[Task data]
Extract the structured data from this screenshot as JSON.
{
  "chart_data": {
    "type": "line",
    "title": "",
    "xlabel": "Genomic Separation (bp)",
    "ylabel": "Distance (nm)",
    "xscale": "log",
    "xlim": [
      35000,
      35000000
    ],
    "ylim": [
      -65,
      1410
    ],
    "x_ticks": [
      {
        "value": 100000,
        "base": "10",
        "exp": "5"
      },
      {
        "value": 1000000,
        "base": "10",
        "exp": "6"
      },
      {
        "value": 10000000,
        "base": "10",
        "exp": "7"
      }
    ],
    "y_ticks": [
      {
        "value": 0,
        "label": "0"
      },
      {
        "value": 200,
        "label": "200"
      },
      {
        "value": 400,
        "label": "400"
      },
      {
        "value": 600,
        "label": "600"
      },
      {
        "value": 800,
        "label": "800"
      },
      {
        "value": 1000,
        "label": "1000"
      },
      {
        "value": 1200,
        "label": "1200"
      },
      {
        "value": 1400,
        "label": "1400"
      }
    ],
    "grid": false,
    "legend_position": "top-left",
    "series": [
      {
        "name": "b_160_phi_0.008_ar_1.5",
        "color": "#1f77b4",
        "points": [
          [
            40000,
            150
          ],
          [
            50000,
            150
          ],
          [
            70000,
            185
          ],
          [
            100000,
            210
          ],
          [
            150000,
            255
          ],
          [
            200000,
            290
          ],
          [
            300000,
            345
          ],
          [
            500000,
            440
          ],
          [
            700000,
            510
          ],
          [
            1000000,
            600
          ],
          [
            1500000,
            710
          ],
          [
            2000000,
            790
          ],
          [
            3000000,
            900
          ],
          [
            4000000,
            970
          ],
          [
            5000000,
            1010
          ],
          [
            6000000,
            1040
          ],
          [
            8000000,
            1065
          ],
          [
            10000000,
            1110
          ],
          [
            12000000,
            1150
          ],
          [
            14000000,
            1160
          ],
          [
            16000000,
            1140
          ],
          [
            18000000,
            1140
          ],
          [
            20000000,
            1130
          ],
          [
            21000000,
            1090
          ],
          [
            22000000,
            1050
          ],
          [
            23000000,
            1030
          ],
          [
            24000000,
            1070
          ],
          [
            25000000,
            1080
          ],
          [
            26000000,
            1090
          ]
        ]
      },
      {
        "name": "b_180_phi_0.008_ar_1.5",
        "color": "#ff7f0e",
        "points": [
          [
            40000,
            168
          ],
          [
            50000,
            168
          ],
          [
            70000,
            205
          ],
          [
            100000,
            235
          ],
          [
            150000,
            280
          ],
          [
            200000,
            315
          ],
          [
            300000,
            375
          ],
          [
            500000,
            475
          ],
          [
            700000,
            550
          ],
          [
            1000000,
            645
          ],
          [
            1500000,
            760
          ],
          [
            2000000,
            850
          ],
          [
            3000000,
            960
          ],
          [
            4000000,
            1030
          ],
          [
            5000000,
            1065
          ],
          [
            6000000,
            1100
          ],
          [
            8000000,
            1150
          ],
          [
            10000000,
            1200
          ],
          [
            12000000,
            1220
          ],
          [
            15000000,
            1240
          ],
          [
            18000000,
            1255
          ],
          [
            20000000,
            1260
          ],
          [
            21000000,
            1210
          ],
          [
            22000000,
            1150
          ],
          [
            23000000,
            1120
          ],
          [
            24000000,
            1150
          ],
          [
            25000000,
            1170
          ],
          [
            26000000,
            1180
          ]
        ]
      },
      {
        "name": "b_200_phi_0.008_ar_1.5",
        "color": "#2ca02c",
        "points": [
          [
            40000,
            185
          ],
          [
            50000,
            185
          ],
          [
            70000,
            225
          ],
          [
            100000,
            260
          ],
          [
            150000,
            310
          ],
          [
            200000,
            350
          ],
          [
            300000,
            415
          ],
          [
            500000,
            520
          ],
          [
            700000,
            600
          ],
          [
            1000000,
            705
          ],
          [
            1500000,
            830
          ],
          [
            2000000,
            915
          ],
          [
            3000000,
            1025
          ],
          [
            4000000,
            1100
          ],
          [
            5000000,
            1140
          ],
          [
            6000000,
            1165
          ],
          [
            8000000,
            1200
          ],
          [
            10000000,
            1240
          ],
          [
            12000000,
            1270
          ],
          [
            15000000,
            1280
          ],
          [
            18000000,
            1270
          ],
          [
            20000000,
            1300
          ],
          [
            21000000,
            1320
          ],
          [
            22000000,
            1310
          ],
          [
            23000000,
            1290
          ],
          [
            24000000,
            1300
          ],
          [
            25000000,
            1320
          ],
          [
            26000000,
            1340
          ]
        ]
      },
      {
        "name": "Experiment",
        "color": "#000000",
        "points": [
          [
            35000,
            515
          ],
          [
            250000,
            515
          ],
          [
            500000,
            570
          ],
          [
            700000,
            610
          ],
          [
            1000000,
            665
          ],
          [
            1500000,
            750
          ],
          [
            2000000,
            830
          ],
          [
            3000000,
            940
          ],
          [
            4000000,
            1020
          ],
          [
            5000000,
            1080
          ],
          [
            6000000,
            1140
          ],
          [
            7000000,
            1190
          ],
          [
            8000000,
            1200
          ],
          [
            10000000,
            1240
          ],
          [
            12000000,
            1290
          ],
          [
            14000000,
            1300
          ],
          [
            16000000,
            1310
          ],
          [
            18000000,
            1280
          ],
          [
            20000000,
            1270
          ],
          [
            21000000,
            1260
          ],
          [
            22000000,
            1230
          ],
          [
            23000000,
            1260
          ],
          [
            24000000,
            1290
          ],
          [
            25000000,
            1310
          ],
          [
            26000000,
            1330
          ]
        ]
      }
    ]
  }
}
[/Task data]
(Required action): With nothing added or dropped, retype the listing above.

(Written reply):
Extract the structured data from this screenshot as JSON.
{
  "chart_data": {
    "type": "line",
    "title": "",
    "xlabel": "Genomic Separation (bp)",
    "ylabel": "Distance (nm)",
    "xscale": "log",
    "xlim": [
      35000,
      35000000
    ],
    "ylim": [
      -65,
      1410
    ],
    "x_ticks": [
      {
        "value": 100000,
        "base": "10",
        "exp": "5"
      },
      {
        "value": 1000000,
        "base": "10",
        "exp": "6"
      },
      {
        "value": 10000000,
        "base": "10",
        "exp": "7"
      }
    ],
    "y_ticks": [
      {
        "value": 0,
        "label": "0"
      },
      {
        "value": 200,
        "label": "200"
      },
      {
        "value": 400,
        "label": "400"
      },
      {
        "value": 600,
        "label": "600"
      },
      {
        "value": 800,
        "label": "800"
      },
      {
        "value": 1000,
        "label": "1000"
      },
      {
        "value": 1200,
        "label": "1200"
      },
      {
        "value": 1400,
        "label": "1400"
      }
    ],
    "grid": false,
    "legend_position": "top-left",
    "series": [
      {
        "name": "b_160_phi_0.008_ar_1.5",
        "color": "#1f77b4",
        "points": [
          [
            40000,
            150
          ],
          [
            50000,
            150
          ],
          [
            70000,
            185
          ],
          [
            100000,
            210
          ],
          [
            150000,
            255
          ],
          [
            200000,
            290
          ],
          [
            300000,
            345
          ],
          [
            500000,
            440
          ],
          [
            700000,
            510
          ],
          [
            1000000,
            600
          ],
          [
            1500000,
            710
          ],
          [
            2000000,
            790
          ],
          [
            3000000,
            900
          ],
          [
            4000000,
            970
          ],
          [
            5000000,
            1010
          ],
          [
            6000000,
            1040
          ],
          [
            8000000,
            1065
          ],
          [
            10000000,
            1110
          ],
          [
            12000000,
            1150
          ],
          [
            14000000,
            1160
          ],
          [
            16000000,
            1140
          ],
          [
            18000000,
            1140
          ],
          [
            20000000,
            1130
          ],
          [
            21000000,
            1090
          ],
          [
            22000000,
            1050
          ],
          [
            23000000,
            1030
          ],
          [
            24000000,
            1070
          ],
          [
            25000000,
            1080
          ],
          [
            26000000,
            1090
          ]
        ]
      },
      {
        "name": "b_180_phi_0.008_ar_1.5",
        "color": "#ff7f0e",
        "points": [
          [
            40000,
            168
          ],
          [
            50000,
            168
          ],
          [
            70000,
            205
          ],
          [
            100000,
            235
          ],
          [
            150000,
            280
          ],
          [
            200000,
            315
          ],
          [
            300000,
            375
          ],
          [
            500000,
            475
          ],
          [
            700000,
            550
          ],
          [
            1000000,
            645
          ],
          [
            1500000,
            760
          ],
          [
            2000000,
            850
          ],
          [
            3000000,
            960
          ],
          [
            4000000,
            1030
          ],
          [
            5000000,
            1065
          ],
          [
            6000000,
            1100
          ],
          [
            8000000,
            1150
          ],
          [
            10000000,
            1200
          ],
          [
            12000000,
            1220
          ],
          [
            15000000,
            1240
          ],
          [
            18000000,
            1255
          ],
          [
            20000000,
            1260
          ],
          [
            21000000,
            1210
          ],
          [
            22000000,
            1150
          ],
          [
            23000000,
            1120
          ],
          [
            24000000,
            1150
          ],
          [
            25000000,
            1170
          ],
          [
            26000000,
            1180
          ]
        ]
      },
      {
        "name": "b_200_phi_0.008_ar_1.5",
        "color": "#2ca02c",
        "points": [
          [
            40000,
            185
          ],
          [
            50000,
            185
          ],
          [
            70000,
            225
          ],
          [
            100000,
            260
          ],
          [
            150000,
            310
          ],
          [
            200000,
            350
          ],
          [
            300000,
            415
          ],
          [
            500000,
            520
          ],
          [
            700000,
            600
          ],
          [
            1000000,
            705
          ],
          [
            1500000,
            830
          ],
          [
            2000000,
            915
          ],
          [
            3000000,
            1025
          ],
          [
            4000000,
            1100
          ],
          [
            5000000,
            1140
          ],
          [
            6000000,
            1165
          ],
          [
            8000000,
            1200
          ],
          [
            10000000,
            1240
          ],
          [
            12000000,
            1270
          ],
          [
            15000000,
            1280
          ],
          [
            18000000,
            1270
          ],
          [
            20000000,
            1300
          ],
          [
            21000000,
            1320
          ],
          [
            22000000,
            1310
          ],
          [
            23000000,
            1290
          ],
          [
            24000000,
            1300
          ],
          [
            25000000,
            1320
          ],
          [
            26000000,
            1340
          ]
        ]
      },
      {
        "name": "Experiment",
        "color": "#000000",
        "points": [
          [
            35000,
            515
          ],
          [
            250000,
            515
          ],
          [
            500000,
            570
          ],
          [
            700000,
            610
          ],
          [
            1000000,
            665
          ],
          [
            1500000,
            750
          ],
          [
            2000000,
            830
          ],
          [
            3000000,
            940
          ],
          [
            4000000,
            1020
          ],
          [
            5000000,
            1080
          ],
          [
            6000000,
            1140
          ],
          [
            7000000,
            1190
          ],
          [
            8000000,
            1200
          ],
          [
            10000000,
            1240
          ],
          [
            12000000,
            1290
          ],
          [
            14000000,
            1300
          ],
          [
            16000000,
            1310
          ],
          [
            18000000,
            1280
          ],
          [
            20000000,
            1270
          ],
          [
            21000000,
            1260
          ],
          [
            22000000,
            1230
          ],
          [
            23000000,
            1260
          ],
          [
            24000000,
            1290
          ],
          [
            25000000,
            1310
          ],
          [
            26000000,
            1330
          ]
        ]
      }
    ]
  }
}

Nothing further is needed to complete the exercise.